- _THE REQUEST_
Turn the lines below, everything from the one containing "8, 870, 33]" down to the one containing "panel-title: Array With", into a JSON list of strings with one string per line and blank lines left out.

--

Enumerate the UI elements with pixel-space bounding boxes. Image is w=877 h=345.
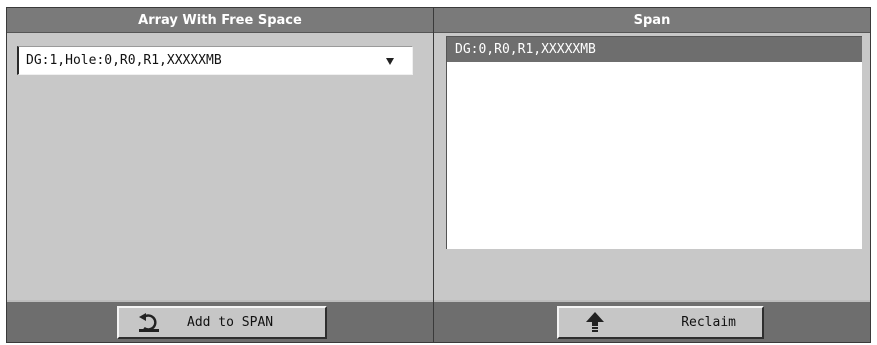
panel-title: Span	[434, 8, 870, 33]
up-arrow-icon	[583, 311, 607, 335]
add-to-span-button[interactable]: Add to SPAN	[117, 306, 327, 339]
list-item[interactable]: DG:0,R0,R1,XXXXXMB	[447, 37, 862, 62]
free-space-dropdown[interactable]: DG:1,Hole:0,R0,R1,XXXXXMB	[17, 46, 413, 75]
right-footer-bar: Reclaim	[434, 300, 870, 342]
add-to-span-icon	[137, 311, 161, 335]
span-panel: Span DG:0,R0,R1,XXXXXMB Reclaim	[433, 7, 871, 343]
panel-title: Array With Free Space	[7, 8, 433, 33]
add-to-span-label: Add to SPAN	[187, 315, 274, 330]
reclaim-label: Reclaim	[681, 315, 736, 330]
dropdown-selected-value: DG:1,Hole:0,R0,R1,XXXXXMB	[26, 53, 222, 68]
left-footer-bar: Add to SPAN	[7, 300, 433, 342]
span-listbox[interactable]: DG:0,R0,R1,XXXXXMB	[446, 36, 862, 249]
array-free-space-panel: Array With Free Space DG:1,Hole:0,R0,R1,…	[6, 7, 434, 343]
dropdown-arrow-icon[interactable]	[382, 53, 398, 69]
reclaim-button[interactable]: Reclaim	[557, 306, 764, 339]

--

- _THE RESULT_
[
  "panel-title: Span\t[434, 8, 870, 33]",
  "up-arrow-icon\t[583, 311, 607, 335]",
  "add-to-span-button[interactable]: Add to SPAN\t[117, 306, 327, 339]",
  "list-item[interactable]: DG:0,R0,R1,XXXXXMB\t[447, 37, 862, 62]",
  "free-space-dropdown[interactable]: DG:1,Hole:0,R0,R1,XXXXXMB\t[17, 46, 413, 75]",
  "right-footer-bar: Reclaim\t[434, 300, 870, 342]",
  "add-to-span-icon\t[137, 311, 161, 335]",
  "span-panel: Span DG:0,R0,R1,XXXXXMB Reclaim\t[433, 7, 871, 343]",
  "panel-title: Array With Free Space\t[7, 8, 433, 33]"
]